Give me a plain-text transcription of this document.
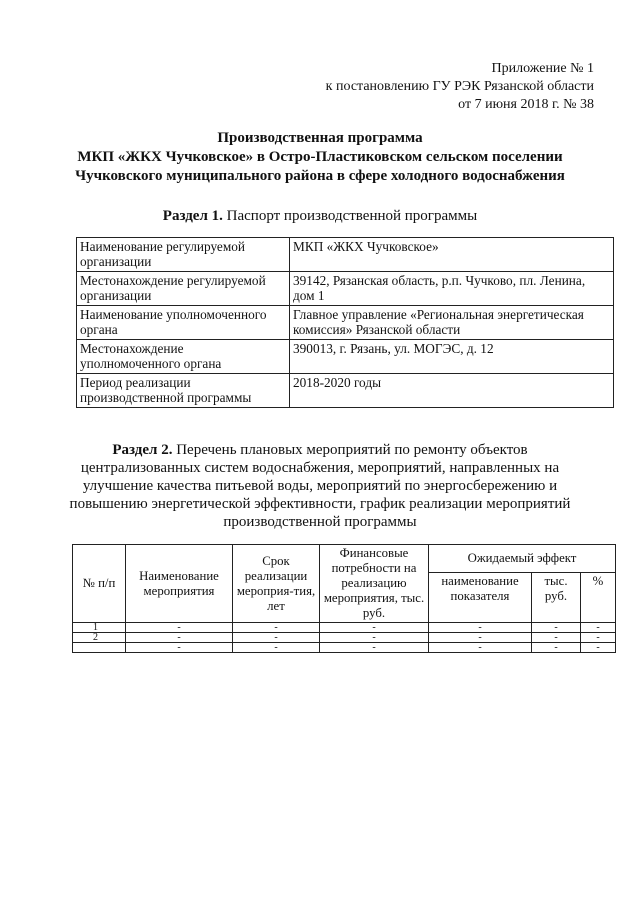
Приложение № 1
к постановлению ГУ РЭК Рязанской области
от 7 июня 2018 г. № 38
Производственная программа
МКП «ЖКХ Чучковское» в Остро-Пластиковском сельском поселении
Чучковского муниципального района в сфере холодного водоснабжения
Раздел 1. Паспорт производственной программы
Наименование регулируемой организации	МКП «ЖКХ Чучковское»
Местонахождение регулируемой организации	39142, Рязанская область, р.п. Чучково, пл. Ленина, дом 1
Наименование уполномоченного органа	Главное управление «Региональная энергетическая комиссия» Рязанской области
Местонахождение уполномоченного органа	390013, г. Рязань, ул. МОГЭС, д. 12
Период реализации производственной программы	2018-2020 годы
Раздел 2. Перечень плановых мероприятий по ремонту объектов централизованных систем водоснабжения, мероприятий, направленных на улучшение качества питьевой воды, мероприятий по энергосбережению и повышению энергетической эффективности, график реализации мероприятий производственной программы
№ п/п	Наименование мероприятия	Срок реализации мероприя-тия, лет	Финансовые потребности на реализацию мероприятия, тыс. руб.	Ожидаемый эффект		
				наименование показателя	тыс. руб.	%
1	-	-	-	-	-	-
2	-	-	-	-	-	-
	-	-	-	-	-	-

********************

TASK GOAL: Leave the pictures out and reproduce each record exactly as written.

TASK RESPONSE:
Give me a plain-text transcription of this document.
Приложение № 1
к постановлению ГУ РЭК Рязанской области
от 7 июня 2018 г. № 38
Производственная программа
МКП «ЖКХ Чучковское» в Остро-Пластиковском сельском поселении
Чучковского муниципального района в сфере холодного водоснабжения
Раздел 1. Паспорт производственной программы
Наименование регулируемой организации	МКП «ЖКХ Чучковское»
Местонахождение регулируемой организации	39142, Рязанская область, р.п. Чучково, пл. Ленина, дом 1
Наименование уполномоченного органа	Главное управление «Региональная энергетическая комиссия» Рязанской области
Местонахождение уполномоченного органа	390013, г. Рязань, ул. МОГЭС, д. 12
Период реализации производственной программы	2018-2020 годы
Раздел 2. Перечень плановых мероприятий по ремонту объектов централизованных систем водоснабжения, мероприятий, направленных на улучшение качества питьевой воды, мероприятий по энергосбережению и повышению энергетической эффективности, график реализации мероприятий производственной программы
№ п/п	Наименование мероприятия	Срок реализации мероприя-тия, лет	Финансовые потребности на реализацию мероприятия, тыс. руб.	Ожидаемый эффект		
				наименование показателя	тыс. руб.	%
1	-	-	-	-	-	-
2	-	-	-	-	-	-
	-	-	-	-	-	-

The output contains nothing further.